:: Short problem ::
Revise the lines below by swapping "screenshot" for "image" and changing nothing else. Leave the pictures out of your answer.

:: Stored data entries ::
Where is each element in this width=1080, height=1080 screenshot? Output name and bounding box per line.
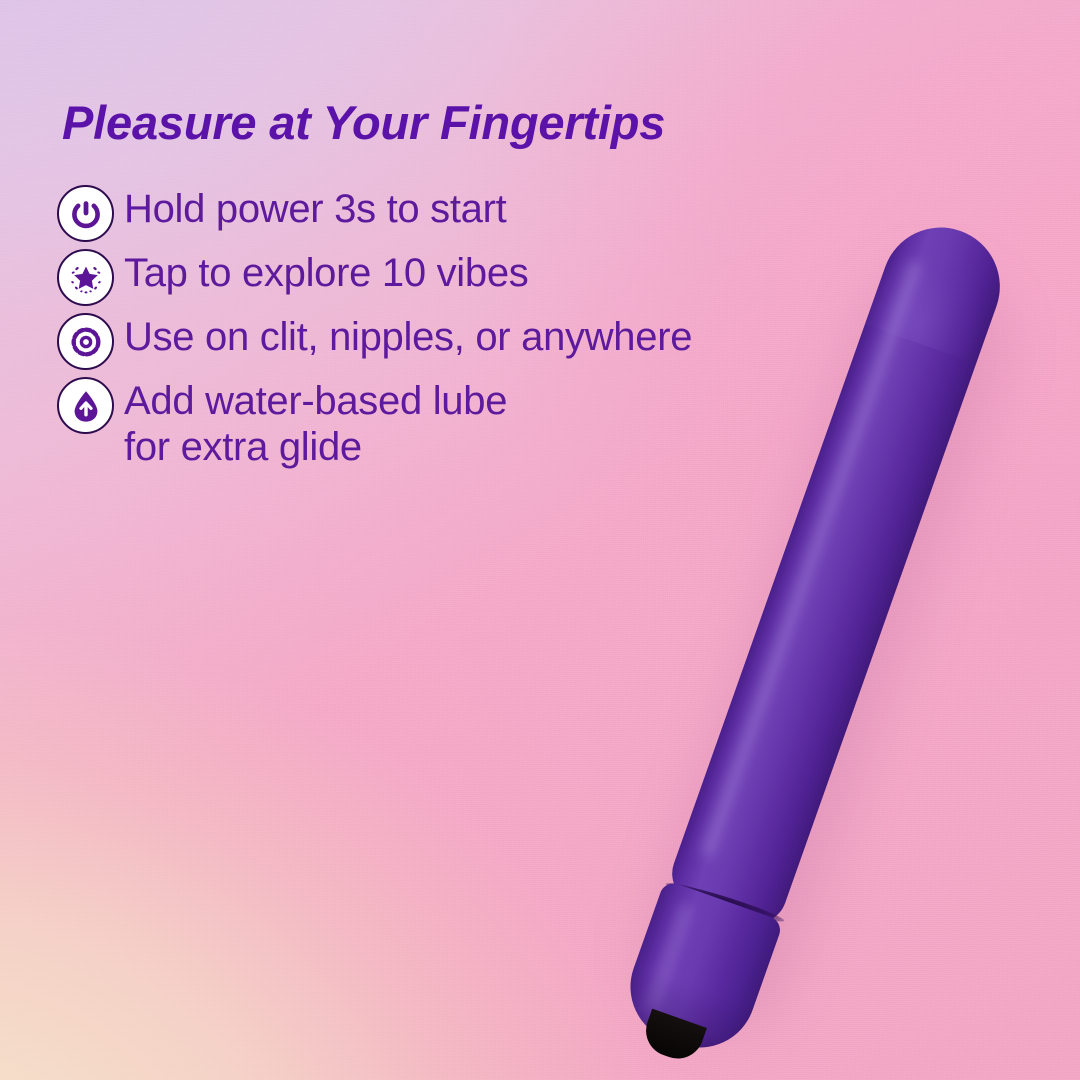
product-feature-graphic: Pleasure at Your Fingertips Hold power 3… [0, 0, 1080, 1080]
product-image [600, 170, 1020, 1070]
lube-droplet-icon [57, 377, 114, 434]
benefit-label: Tap to explore 10 vibes [124, 246, 528, 296]
benefit-label: Add water-based lube for extra glide [124, 374, 507, 471]
vibration-icon [57, 313, 114, 370]
power-icon [57, 185, 114, 242]
benefit-label: Hold power 3s to start [124, 182, 506, 232]
page-title: Pleasure at Your Fingertips [62, 98, 665, 149]
sparkle-star-icon [57, 249, 114, 306]
bullet-vibrator [638, 211, 1016, 1005]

:: Complete output ::
Where is each element in this width=1080, height=1080 image? Output name and bounding box per line.
product-feature-graphic: Pleasure at Your Fingertips Hold power 3… [0, 0, 1080, 1080]
product-image [600, 170, 1020, 1070]
lube-droplet-icon [57, 377, 114, 434]
benefit-label: Tap to explore 10 vibes [124, 246, 528, 296]
benefit-label: Add water-based lube for extra glide [124, 374, 507, 471]
vibration-icon [57, 313, 114, 370]
power-icon [57, 185, 114, 242]
benefit-label: Hold power 3s to start [124, 182, 506, 232]
page-title: Pleasure at Your Fingertips [62, 98, 665, 149]
sparkle-star-icon [57, 249, 114, 306]
bullet-vibrator [638, 211, 1016, 1005]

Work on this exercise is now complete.